No Good bye to a movie like this. (Dasividaniya). - Vinay Pathak plays Amar who discovers that he has only three months to live. The subject of the sort has been handled in many movies( though only as direct and explicit in method like Bucket List), but the way Vinay Pathak portrayed the hidden, unexplored desires of an ordinary middle class guy was exhilarating to see. Almost every wish of his is sewn with some really beautiful scenes and the moment you think the movie is going into the maudlin and itching to become sugary dramatic, it snaps out and comes back on track. Although, I believe the movie lost all its impact towards the end. It could have easily been 15 minutes short. When Vinay and his brother are having a conversation in the balcony about life and how we miss the minute details only to repent it later, was heart warming. Then, Vinay says yeh zindagi kitni khubsoorat hai na bhai…The movie should have ended right there. Right there. To see the movie end on a detatched note was a tad dissapointing.

The common fear of unknown faces. (A Wednesday) - A dynamite debut. Neeraj Pandey. A tight gripping thriller that almost never sways off track, barring few amateur dialogues, and a couple of minor inconsistencies here and there. People will always debate how practical and logical the whole thing was. The make up of the common man can be debated and so will be his motives. If not for anything else, if his motive can be looked as a symbolic representation of everyone’s anger that is seething within, that too in wake of recent bombings, we can appreciate what A Wednesday wanted to say. Also, A Wednesday never tried to spell a solution, it was just an exaggerated version of the latent anger. If this continues, something is gonna break, that’s what A Wednesday was about. Naseeruddin was the Shah of the movie, while Anupam Kher is as always was a delight to watch.
* * * *
→ REQUEST A: According to the film reviews, who plays Amar in Dasividaniya?
The film reviews and the listing that follows come from unrelated sources.
* * * *
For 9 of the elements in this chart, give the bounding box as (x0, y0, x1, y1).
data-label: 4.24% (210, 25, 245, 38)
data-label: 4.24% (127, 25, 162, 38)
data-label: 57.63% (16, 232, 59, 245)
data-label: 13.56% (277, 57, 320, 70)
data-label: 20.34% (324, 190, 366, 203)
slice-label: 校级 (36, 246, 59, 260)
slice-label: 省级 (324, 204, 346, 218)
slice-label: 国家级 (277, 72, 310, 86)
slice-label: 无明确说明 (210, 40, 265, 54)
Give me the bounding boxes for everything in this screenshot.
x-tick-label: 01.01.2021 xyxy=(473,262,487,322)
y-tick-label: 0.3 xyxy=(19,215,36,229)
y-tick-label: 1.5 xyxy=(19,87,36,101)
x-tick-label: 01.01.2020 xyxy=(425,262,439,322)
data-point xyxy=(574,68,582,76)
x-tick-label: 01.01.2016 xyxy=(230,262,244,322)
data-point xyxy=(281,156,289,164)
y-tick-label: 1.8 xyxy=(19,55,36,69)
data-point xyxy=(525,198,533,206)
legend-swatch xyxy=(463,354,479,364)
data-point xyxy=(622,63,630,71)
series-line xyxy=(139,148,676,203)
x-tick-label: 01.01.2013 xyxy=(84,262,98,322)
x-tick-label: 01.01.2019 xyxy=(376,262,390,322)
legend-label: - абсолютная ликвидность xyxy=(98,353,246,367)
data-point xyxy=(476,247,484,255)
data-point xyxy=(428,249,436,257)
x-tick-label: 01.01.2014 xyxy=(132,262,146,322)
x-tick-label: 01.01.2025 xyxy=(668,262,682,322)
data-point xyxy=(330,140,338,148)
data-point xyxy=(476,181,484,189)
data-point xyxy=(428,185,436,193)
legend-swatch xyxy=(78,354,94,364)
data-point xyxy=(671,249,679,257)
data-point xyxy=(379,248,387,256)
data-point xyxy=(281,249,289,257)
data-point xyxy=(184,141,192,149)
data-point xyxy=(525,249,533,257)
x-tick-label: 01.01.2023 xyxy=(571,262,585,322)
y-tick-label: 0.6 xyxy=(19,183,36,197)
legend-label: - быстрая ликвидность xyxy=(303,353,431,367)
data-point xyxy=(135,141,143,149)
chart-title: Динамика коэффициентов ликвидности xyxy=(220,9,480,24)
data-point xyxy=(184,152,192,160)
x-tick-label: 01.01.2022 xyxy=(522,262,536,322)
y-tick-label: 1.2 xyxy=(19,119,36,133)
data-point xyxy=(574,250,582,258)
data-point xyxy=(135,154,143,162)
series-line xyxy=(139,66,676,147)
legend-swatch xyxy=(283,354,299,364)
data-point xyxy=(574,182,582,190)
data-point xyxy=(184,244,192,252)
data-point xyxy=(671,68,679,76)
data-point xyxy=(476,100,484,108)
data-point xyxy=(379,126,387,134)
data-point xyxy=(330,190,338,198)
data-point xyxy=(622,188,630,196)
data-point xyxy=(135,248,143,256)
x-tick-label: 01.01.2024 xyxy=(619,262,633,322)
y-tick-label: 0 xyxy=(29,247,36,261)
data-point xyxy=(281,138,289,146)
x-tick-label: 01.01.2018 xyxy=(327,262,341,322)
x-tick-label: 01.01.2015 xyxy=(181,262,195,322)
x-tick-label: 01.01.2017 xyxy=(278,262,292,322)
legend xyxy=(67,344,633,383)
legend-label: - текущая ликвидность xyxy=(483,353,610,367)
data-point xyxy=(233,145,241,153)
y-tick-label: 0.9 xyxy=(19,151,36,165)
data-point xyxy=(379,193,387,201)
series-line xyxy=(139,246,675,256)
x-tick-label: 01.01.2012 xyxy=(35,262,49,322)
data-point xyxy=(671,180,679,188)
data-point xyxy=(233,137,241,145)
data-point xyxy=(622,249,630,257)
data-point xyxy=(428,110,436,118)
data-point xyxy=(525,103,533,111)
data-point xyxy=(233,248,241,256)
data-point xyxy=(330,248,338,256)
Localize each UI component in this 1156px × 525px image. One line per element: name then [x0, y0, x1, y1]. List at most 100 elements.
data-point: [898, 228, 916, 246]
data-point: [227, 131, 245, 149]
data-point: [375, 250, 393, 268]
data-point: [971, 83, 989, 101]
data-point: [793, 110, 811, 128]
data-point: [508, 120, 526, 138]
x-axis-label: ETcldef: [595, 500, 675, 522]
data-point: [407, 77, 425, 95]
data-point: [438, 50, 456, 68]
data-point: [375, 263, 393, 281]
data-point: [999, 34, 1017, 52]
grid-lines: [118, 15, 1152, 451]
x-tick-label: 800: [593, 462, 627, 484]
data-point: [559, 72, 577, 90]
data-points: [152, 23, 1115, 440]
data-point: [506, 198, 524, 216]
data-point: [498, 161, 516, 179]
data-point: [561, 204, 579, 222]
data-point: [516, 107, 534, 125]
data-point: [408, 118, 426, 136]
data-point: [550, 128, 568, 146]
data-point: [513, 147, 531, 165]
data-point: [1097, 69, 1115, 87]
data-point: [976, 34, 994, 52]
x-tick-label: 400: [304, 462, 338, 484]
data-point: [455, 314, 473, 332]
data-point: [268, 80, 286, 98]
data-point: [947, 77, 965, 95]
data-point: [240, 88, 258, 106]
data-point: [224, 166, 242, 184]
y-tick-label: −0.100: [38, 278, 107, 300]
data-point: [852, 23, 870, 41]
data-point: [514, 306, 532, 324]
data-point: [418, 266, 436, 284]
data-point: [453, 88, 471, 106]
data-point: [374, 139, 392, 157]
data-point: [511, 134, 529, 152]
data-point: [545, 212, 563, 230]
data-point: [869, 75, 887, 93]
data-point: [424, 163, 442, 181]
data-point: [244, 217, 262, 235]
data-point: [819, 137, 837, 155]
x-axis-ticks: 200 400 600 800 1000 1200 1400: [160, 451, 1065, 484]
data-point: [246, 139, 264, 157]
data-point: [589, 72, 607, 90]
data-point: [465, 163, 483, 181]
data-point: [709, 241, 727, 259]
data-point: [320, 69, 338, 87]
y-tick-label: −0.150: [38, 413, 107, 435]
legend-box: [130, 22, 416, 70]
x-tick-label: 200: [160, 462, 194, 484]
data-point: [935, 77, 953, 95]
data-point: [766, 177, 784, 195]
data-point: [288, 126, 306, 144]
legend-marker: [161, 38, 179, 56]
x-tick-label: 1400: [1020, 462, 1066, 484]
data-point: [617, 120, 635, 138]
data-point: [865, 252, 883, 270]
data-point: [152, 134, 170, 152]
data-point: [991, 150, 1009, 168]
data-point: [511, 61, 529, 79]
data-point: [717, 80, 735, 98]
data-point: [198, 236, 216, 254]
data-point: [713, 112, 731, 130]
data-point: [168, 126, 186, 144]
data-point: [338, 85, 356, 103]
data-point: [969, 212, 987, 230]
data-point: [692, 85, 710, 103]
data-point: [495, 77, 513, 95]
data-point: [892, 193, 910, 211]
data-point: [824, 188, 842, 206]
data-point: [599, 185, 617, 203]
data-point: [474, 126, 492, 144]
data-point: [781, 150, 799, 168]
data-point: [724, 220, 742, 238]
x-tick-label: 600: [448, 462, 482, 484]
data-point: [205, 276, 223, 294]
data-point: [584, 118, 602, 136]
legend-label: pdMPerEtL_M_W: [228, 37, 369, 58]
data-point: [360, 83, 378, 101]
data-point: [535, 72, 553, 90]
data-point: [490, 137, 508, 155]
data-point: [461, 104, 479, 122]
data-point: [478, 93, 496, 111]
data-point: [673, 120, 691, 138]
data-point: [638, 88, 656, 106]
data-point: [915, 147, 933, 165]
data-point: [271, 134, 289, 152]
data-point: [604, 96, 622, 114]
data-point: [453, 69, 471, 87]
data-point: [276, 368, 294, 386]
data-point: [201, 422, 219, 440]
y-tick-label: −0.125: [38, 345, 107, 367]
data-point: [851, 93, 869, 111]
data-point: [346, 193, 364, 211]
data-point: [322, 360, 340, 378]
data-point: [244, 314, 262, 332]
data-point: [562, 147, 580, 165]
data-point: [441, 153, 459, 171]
* * * *
→ REQUEST B: Express everything in the listing from its first line down to the line containing "data-point xyxy=(574,68,582,76)", both included, as a numbered list, omitting blank lines.

→ EXERCISE ANSWER A: Vinay Pathak

→ EXERCISE ANSWER B:
1. For 9 of the elements in this chart, give the bounding box as (x0, y0, x1, y1).
2. data-label: 4.24% (210, 25, 245, 38)
3. data-label: 4.24% (127, 25, 162, 38)
4. data-label: 57.63% (16, 232, 59, 245)
5. data-label: 13.56% (277, 57, 320, 70)
6. data-label: 20.34% (324, 190, 366, 203)
7. slice-label: 校级 (36, 246, 59, 260)
8. slice-label: 省级 (324, 204, 346, 218)
9. slice-label: 国家级 (277, 72, 310, 86)
10. slice-label: 无明确说明 (210, 40, 265, 54)
11. Give me the bounding boxes for everything in this screenshot.
12. x-tick-label: 01.01.2021 xyxy=(473,262,487,322)
13. y-tick-label: 0.3 xyxy=(19,215,36,229)
14. y-tick-label: 1.5 xyxy=(19,87,36,101)
15. x-tick-label: 01.01.2020 xyxy=(425,262,439,322)
16. data-point xyxy=(574,68,582,76)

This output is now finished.